▶ Goal
Go through the entries below and collect each line with the string "ylabel" in it.

▶ Raw data

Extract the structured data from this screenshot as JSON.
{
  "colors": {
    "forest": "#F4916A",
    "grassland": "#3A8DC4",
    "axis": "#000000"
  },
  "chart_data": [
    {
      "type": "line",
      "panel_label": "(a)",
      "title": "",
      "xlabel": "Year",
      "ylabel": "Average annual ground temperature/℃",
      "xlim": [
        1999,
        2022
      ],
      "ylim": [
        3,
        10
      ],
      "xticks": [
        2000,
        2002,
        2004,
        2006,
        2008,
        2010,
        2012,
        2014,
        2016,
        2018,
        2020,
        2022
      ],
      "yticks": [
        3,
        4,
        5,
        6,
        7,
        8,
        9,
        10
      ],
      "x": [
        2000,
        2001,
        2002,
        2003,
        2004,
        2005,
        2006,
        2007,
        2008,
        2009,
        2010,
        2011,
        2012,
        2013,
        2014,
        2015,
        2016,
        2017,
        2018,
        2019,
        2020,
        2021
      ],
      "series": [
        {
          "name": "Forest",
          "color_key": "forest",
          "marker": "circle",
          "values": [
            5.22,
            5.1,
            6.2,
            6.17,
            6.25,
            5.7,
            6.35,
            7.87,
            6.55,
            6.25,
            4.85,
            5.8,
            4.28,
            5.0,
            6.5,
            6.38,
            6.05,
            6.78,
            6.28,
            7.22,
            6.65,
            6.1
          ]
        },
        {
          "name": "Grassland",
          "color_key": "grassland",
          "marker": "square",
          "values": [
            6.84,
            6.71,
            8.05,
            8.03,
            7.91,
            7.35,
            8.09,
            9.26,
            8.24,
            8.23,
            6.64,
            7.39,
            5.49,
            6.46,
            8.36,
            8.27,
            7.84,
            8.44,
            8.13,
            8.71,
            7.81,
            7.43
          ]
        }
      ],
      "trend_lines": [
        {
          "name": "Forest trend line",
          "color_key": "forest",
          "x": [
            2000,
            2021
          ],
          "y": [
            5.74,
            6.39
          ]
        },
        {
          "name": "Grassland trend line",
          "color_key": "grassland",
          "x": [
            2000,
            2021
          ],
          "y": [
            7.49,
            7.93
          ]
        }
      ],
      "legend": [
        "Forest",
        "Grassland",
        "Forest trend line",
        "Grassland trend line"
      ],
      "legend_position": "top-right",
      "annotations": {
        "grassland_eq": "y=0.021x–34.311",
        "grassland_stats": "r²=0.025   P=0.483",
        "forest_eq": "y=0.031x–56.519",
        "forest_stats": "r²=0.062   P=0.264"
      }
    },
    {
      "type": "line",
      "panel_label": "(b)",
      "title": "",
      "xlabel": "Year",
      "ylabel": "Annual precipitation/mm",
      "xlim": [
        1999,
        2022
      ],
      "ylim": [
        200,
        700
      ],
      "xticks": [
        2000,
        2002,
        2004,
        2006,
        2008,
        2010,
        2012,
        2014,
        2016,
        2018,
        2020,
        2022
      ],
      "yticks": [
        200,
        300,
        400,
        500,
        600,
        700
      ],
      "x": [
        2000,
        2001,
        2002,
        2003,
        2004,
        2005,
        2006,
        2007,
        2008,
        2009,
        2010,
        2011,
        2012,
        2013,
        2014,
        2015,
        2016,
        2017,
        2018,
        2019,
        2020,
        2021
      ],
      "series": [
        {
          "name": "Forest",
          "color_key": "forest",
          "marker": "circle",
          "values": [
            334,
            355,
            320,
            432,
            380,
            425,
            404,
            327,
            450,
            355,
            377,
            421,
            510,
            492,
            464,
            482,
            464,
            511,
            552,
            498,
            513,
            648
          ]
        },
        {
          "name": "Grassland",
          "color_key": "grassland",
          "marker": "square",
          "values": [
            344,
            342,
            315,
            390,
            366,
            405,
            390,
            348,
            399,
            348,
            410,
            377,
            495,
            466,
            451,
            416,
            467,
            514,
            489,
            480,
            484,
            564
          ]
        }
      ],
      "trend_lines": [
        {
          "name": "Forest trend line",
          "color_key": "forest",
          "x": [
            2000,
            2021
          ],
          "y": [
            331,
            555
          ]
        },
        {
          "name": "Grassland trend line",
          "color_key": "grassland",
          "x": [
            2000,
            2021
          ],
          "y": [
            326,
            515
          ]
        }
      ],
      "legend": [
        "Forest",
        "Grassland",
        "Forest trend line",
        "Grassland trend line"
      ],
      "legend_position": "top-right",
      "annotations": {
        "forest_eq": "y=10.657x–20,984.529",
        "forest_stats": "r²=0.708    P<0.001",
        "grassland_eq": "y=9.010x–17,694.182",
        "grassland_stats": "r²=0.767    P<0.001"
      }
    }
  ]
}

▶ Task solution
      "ylabel": "Average annual ground temperature/℃",
      "ylabel": "Annual precipitation/mm",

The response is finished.